REQUIREMENTS:
Copy the stretch from "Deciding that the" through "even a second." of the passage below on doubting whether one's writing is good enough, word for word.

TEXT EXTRACT:

⁂

Deciding that the writing isn't good enough! That's it, isn't it? It happens so often. I've been wrestling with the same thing in my own project this week, and asking myself why I would let this thought get in my way for even a second.
The person I was corresponding with happens to be a very good writer, and graduated from a top MFA program. But that doesn't stop the doubts. And also isn't even the point, because writing that you put your heart and soul and self and time and effort into will almost always become good enough, if you stay the course with it.
The process of finding your voice may take you down a path you didn't choose. You may discover you're a romance or YA writer when you wanted to be "literary" (or you could be both); or that you're "literary" when you're trying to churn out a potboiler to pay the bills. (That's what happened to Melville when he wrote Moby-Dick. And here's a great essay from the very literary Emily Barton about trying to write a potboiler: How a Dare Morphed Into a Full-Fledged Novel.) But no matter what your destiny is as a writer, it's not dependent on coming up with something magically "good enough" to earn you the right to go on to the next sentence. It's by keeping at it that you'll begin to hear your own voice and, eventually, enable your work to find its place in the world.

⁂

EXCERPTED DATA:
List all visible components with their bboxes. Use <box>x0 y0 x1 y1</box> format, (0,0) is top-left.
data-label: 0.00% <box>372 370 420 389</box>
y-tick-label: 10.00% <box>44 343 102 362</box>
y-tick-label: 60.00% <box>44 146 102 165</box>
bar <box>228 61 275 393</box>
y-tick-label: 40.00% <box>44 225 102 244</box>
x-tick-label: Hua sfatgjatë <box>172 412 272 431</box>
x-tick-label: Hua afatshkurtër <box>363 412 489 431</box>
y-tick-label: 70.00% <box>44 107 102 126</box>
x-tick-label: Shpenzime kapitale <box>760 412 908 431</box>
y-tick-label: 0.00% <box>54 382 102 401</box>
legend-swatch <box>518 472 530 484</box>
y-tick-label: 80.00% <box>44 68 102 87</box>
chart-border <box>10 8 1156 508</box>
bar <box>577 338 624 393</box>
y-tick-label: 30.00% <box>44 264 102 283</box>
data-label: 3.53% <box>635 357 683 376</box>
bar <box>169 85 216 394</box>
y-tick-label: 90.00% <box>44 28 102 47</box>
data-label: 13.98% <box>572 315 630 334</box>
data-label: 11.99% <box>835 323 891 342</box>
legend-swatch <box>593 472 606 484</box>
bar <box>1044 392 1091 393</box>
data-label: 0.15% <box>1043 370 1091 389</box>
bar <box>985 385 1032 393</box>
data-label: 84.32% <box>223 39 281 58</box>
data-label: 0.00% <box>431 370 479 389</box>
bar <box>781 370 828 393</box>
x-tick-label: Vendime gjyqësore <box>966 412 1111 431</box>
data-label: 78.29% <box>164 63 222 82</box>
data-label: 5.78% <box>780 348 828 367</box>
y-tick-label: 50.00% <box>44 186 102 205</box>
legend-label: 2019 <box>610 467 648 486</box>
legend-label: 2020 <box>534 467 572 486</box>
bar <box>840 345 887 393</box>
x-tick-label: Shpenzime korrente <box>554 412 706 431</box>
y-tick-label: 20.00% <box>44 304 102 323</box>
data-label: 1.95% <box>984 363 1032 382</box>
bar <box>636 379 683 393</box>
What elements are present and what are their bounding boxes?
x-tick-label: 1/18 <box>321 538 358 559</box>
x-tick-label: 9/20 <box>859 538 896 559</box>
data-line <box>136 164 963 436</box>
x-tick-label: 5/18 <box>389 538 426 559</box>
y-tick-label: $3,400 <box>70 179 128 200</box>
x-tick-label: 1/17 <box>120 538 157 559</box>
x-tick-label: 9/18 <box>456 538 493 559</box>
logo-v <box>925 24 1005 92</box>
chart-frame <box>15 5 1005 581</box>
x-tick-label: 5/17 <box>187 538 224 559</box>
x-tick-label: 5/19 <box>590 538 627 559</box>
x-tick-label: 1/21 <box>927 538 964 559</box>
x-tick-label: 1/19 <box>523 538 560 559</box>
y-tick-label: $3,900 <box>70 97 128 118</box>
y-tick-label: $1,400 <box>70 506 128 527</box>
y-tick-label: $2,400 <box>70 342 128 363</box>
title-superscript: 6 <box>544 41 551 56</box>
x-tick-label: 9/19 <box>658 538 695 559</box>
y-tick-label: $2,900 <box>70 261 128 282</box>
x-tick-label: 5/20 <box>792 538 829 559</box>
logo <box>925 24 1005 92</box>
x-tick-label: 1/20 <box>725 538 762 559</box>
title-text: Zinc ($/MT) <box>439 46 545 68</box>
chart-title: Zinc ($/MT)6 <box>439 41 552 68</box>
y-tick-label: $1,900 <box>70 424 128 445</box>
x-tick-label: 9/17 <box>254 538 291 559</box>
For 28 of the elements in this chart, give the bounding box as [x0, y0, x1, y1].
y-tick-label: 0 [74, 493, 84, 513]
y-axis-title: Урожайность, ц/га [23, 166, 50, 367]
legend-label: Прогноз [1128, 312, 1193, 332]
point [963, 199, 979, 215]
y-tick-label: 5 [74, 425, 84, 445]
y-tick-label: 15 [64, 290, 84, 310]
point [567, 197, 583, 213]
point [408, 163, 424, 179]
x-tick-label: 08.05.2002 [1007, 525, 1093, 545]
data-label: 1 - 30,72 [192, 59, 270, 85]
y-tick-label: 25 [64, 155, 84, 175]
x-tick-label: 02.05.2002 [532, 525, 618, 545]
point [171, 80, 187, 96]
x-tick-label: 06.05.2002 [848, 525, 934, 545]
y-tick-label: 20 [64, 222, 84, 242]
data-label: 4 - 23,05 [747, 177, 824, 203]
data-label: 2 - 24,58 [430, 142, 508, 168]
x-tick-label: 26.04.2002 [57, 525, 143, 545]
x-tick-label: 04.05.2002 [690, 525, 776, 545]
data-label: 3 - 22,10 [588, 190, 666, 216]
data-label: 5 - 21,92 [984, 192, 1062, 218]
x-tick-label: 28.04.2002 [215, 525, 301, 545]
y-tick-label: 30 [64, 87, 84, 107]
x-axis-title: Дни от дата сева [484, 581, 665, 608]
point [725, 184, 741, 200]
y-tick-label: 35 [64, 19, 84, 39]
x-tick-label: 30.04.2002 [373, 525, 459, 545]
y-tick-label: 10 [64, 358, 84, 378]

⁂

FINAL RESULT:
Deciding that the writing isn't good enough! That's it, isn't it? It happens so often. I've been wrestling with the same thing in my own project this week, and asking myself why I would let this thought get in my way for even a second.